* [TASK INSTRUCTIONS]: Please set down all the lines beneath this one exactly, without the pictures.
— Begin ITEMS —
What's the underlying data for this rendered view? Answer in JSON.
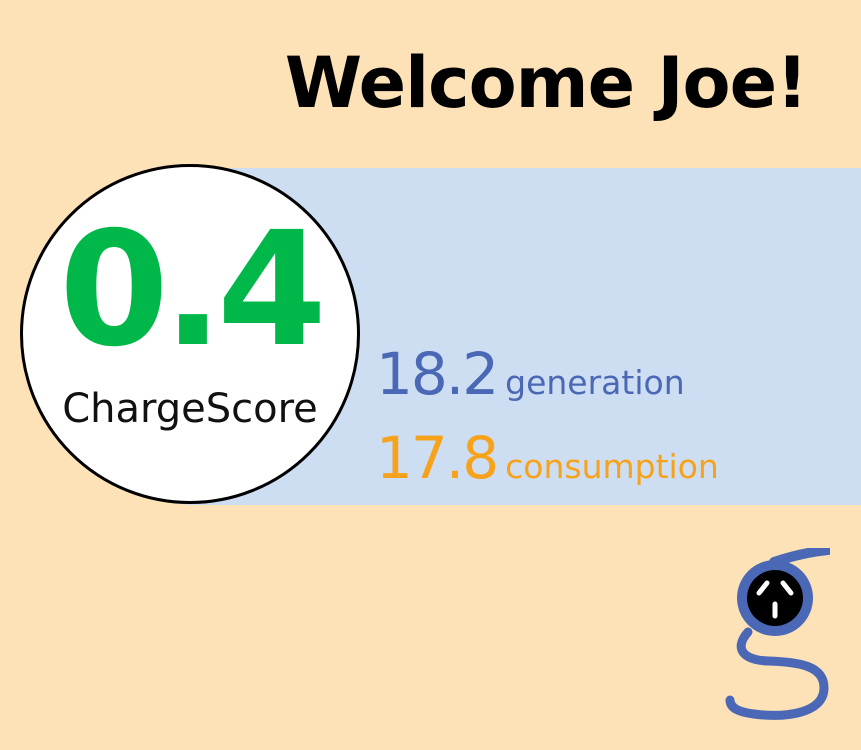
{
  "header": {
    "welcome": "Welcome Joe!"
  },
  "score": {
    "value": "0.4",
    "label": "ChargeScore"
  },
  "metrics": [
    {
      "value": "18.2",
      "label": "generation"
    },
    {
      "value": "17.8",
      "label": "consumption"
    }
  ],
  "colors": {
    "background": "#fde2b8",
    "band": "#cedef2",
    "score": "#00b84a",
    "generation": "#4a68b5",
    "consumption": "#f7a21b"
  },
  "logo": {
    "icon": "g-plug-logo-icon"
  }
}
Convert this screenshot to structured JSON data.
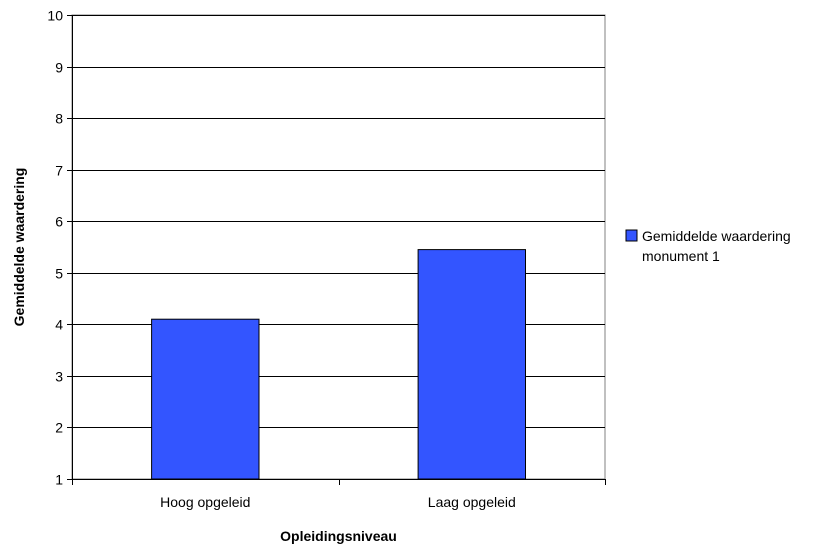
— End ITEMS —
* [RESPONSE FOR THIS EXERCISE]:
What's the underlying data for this rendered view? Answer in JSON.
{
  "header": {
    "welcome": "Welcome Joe!"
  },
  "score": {
    "value": "0.4",
    "label": "ChargeScore"
  },
  "metrics": [
    {
      "value": "18.2",
      "label": "generation"
    },
    {
      "value": "17.8",
      "label": "consumption"
    }
  ],
  "colors": {
    "background": "#fde2b8",
    "band": "#cedef2",
    "score": "#00b84a",
    "generation": "#4a68b5",
    "consumption": "#f7a21b"
  },
  "logo": {
    "icon": "g-plug-logo-icon"
  }
}
Convert this screenshot to structured JSON data.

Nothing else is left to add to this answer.